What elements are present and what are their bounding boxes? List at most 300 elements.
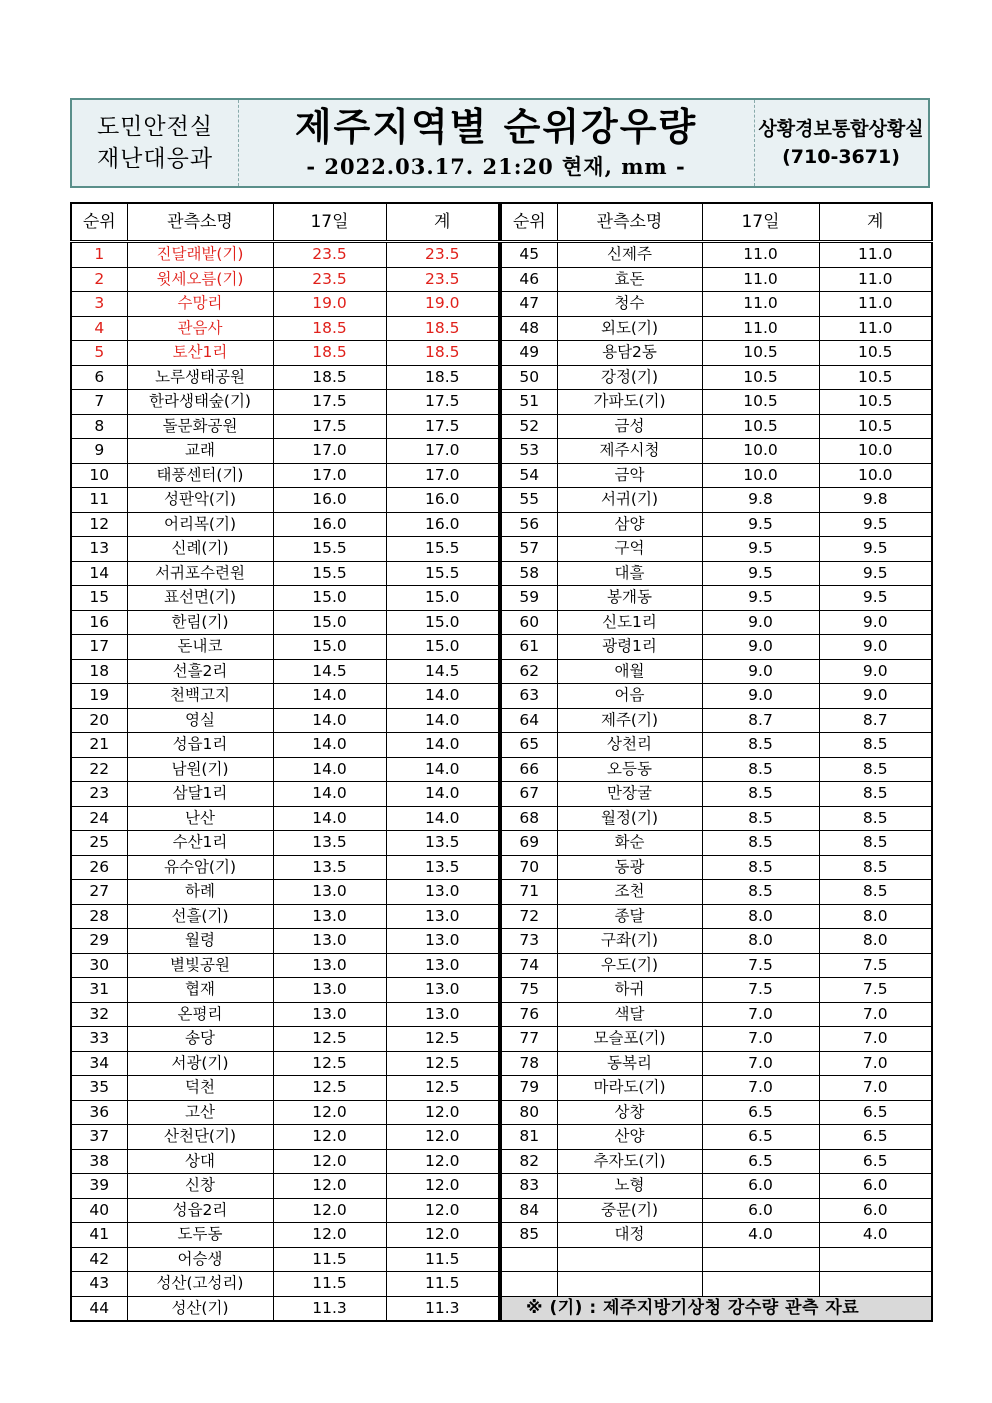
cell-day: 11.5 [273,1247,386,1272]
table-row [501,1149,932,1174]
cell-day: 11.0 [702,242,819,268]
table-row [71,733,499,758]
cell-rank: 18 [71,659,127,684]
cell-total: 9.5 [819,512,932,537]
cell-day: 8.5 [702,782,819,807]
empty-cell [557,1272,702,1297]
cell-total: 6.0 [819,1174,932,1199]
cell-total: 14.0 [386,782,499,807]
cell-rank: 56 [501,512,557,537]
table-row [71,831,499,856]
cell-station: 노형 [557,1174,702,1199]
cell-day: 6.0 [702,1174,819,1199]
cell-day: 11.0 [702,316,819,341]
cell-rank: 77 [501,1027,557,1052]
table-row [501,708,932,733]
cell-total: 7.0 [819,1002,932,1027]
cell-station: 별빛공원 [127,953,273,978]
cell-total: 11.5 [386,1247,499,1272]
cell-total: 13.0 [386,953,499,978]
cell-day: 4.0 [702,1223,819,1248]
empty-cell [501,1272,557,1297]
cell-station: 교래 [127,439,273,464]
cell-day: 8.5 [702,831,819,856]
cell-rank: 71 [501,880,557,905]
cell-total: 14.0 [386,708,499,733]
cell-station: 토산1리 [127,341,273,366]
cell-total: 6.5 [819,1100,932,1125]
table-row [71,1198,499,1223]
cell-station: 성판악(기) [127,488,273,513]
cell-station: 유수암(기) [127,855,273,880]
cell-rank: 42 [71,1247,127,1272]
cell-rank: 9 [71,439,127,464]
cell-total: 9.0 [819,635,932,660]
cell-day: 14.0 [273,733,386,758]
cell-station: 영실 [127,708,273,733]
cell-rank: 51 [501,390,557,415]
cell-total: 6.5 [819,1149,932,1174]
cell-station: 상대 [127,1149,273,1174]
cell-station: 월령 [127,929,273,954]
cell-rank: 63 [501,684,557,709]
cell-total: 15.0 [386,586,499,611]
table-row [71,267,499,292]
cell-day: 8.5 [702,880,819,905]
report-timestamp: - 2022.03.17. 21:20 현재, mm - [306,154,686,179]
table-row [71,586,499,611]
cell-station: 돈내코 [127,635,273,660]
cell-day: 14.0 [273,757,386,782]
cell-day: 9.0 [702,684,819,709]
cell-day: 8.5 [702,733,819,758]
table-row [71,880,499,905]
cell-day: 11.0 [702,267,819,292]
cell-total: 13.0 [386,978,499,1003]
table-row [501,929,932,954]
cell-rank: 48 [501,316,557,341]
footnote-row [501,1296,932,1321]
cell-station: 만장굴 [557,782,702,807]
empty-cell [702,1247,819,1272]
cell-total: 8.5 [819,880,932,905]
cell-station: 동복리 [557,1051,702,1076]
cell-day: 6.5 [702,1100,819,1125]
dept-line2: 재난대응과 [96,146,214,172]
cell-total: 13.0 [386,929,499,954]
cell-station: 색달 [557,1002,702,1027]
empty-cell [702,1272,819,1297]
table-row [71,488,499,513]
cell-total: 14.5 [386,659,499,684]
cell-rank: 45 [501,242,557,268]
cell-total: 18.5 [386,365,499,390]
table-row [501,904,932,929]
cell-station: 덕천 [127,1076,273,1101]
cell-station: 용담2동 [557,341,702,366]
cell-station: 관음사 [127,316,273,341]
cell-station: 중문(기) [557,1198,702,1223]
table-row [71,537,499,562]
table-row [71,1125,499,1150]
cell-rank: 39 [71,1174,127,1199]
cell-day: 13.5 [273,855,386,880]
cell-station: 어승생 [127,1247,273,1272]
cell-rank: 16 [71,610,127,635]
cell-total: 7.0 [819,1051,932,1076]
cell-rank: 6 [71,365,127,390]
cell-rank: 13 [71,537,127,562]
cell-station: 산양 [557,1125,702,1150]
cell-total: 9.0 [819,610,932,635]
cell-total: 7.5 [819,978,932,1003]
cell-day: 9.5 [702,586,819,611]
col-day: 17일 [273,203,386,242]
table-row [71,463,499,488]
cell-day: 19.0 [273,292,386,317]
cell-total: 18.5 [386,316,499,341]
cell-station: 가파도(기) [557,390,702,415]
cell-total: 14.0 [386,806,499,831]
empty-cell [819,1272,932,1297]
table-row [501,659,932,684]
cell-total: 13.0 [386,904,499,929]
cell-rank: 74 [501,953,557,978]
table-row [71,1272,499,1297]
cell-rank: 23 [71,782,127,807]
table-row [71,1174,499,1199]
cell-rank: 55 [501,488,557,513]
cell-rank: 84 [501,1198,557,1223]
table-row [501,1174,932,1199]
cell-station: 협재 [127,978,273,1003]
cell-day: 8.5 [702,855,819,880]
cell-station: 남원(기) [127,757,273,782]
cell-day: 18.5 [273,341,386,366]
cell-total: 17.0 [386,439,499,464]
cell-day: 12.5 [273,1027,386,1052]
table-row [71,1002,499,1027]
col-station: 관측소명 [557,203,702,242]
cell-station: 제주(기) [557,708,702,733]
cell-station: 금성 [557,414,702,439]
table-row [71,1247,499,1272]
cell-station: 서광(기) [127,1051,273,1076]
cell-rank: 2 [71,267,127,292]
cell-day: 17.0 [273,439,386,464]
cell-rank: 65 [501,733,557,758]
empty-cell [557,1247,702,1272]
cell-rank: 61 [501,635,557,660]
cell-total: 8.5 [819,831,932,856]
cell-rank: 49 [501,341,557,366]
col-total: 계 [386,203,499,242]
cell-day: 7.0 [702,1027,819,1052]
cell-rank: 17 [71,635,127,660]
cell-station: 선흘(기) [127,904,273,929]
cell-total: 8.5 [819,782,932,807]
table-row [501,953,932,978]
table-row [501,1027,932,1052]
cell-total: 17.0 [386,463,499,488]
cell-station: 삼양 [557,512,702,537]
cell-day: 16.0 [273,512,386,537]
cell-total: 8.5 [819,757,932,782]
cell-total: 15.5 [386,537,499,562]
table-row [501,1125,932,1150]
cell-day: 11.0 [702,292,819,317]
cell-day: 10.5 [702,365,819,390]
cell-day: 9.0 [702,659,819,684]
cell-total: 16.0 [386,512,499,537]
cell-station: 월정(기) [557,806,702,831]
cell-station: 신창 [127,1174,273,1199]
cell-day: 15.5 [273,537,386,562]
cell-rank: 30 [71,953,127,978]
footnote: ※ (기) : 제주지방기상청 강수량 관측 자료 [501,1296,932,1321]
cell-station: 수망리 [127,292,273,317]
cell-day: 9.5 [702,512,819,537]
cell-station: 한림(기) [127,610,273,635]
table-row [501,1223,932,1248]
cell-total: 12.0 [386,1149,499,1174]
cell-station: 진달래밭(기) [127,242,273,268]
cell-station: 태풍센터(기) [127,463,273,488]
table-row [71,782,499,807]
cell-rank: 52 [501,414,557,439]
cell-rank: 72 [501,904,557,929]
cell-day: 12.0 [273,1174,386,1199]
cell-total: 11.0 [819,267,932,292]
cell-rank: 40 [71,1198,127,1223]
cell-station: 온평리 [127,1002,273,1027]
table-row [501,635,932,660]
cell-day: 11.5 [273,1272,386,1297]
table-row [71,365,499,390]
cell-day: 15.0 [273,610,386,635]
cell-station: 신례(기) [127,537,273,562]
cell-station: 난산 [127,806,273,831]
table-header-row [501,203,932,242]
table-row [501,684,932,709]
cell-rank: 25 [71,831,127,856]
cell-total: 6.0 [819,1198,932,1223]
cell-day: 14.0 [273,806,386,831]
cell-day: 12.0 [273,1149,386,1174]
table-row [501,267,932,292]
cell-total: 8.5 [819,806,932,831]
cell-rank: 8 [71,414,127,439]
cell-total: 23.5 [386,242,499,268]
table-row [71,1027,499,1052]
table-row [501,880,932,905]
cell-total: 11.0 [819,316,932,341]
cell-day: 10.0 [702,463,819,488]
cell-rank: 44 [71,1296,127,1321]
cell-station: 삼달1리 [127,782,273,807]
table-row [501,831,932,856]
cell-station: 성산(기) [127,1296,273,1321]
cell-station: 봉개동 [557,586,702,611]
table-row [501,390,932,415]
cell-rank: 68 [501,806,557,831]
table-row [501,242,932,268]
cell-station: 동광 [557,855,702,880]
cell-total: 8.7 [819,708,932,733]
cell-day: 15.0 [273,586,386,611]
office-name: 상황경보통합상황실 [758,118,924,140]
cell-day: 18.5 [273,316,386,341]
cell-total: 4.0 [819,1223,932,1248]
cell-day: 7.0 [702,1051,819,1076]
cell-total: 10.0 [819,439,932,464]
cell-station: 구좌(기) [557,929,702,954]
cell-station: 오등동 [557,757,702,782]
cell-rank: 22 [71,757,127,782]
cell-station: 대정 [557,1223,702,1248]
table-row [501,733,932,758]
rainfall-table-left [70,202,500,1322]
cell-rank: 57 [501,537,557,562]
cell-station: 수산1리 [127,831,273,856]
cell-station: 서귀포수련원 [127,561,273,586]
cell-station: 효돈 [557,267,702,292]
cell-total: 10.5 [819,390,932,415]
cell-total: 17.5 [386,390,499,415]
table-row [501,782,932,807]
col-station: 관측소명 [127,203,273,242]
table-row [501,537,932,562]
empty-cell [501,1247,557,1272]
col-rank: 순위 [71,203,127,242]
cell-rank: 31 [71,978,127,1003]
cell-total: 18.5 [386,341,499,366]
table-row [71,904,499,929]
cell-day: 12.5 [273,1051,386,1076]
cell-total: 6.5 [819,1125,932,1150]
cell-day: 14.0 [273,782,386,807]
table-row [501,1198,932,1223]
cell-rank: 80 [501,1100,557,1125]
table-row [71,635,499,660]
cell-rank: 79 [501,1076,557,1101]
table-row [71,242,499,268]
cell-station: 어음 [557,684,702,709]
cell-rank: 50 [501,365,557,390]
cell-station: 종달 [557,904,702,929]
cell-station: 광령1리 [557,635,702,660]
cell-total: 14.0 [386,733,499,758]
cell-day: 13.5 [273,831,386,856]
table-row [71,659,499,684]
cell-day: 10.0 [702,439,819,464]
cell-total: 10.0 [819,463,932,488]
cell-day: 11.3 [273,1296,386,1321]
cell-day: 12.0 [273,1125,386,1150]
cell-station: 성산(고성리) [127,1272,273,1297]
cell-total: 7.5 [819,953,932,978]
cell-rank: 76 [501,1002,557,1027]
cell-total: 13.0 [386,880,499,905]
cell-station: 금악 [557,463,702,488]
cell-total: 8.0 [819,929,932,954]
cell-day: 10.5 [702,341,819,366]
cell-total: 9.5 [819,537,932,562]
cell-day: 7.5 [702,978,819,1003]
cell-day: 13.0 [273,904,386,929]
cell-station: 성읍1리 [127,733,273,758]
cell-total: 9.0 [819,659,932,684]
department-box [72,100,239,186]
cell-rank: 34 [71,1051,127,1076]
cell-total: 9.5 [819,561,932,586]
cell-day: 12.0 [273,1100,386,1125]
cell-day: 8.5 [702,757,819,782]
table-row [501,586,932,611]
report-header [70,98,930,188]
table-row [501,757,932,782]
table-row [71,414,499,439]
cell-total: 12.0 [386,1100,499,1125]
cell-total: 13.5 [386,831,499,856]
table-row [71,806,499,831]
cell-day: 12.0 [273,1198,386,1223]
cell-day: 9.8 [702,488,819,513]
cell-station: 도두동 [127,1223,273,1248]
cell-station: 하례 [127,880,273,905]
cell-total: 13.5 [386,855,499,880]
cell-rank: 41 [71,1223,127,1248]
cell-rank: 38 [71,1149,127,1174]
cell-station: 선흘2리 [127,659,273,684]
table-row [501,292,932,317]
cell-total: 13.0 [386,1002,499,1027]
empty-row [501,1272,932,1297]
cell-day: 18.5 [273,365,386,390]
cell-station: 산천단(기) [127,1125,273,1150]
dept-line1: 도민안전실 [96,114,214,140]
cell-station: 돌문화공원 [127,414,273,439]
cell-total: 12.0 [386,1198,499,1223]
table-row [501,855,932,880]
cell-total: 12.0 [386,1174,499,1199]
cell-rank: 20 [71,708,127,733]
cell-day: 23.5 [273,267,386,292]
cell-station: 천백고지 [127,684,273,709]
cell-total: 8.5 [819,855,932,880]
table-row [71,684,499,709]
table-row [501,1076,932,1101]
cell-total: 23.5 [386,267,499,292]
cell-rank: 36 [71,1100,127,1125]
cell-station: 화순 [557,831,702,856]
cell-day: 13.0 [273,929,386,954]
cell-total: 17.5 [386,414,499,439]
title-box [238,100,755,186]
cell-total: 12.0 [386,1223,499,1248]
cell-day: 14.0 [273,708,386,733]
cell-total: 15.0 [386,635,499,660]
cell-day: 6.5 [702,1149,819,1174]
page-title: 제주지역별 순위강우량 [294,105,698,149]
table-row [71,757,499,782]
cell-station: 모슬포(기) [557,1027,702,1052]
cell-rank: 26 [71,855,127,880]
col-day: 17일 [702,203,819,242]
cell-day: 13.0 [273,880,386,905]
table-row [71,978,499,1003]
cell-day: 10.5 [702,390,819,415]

◇ ◇ ◇ ◇ ◇

== Problem to solve ==
Copy the rows between the line holding "cell-day: 11.5 [273,1247,386,1272]" and the line holding "cell-total: 6.5 [819,1149,932,1174]", inclusive, as they appear.

== Full output ==
cell-day: 11.5 [273,1247,386,1272]
table-row [501,1149,932,1174]
cell-day: 11.0 [702,242,819,268]
table-row [71,733,499,758]
cell-rank: 18 [71,659,127,684]
cell-total: 9.5 [819,512,932,537]
cell-day: 8.5 [702,782,819,807]
empty-cell [557,1272,702,1297]
cell-total: 6.0 [819,1174,932,1199]
cell-total: 14.0 [386,782,499,807]
cell-rank: 56 [501,512,557,537]
table-row [71,831,499,856]
cell-station: 노형 [557,1174,702,1199]
cell-day: 6.0 [702,1174,819,1199]
cell-day: 11.0 [702,316,819,341]
cell-rank: 77 [501,1027,557,1052]
table-row [501,708,932,733]
cell-total: 7.0 [819,1002,932,1027]
cell-station: 별빛공원 [127,953,273,978]
cell-total: 11.5 [386,1247,499,1272]
cell-total: 13.0 [386,953,499,978]
cell-day: 4.0 [702,1223,819,1248]
empty-cell [501,1272,557,1297]
cell-station: 교래 [127,439,273,464]
cell-day: 8.5 [702,831,819,856]
cell-rank: 71 [501,880,557,905]
cell-total: 14.0 [386,708,499,733]
cell-station: 토산1리 [127,341,273,366]
cell-total: 6.5 [819,1100,932,1125]
table-row [71,1198,499,1223]
cell-station: 성판악(기) [127,488,273,513]
cell-station: 유수암(기) [127,855,273,880]
cell-rank: 42 [71,1247,127,1272]
cell-rank: 9 [71,439,127,464]
cell-total: 9.0 [819,635,932,660]
cell-day: 14.0 [273,733,386,758]
cell-station: 영실 [127,708,273,733]
cell-rank: 51 [501,390,557,415]
cell-total: 6.5 [819,1149,932,1174]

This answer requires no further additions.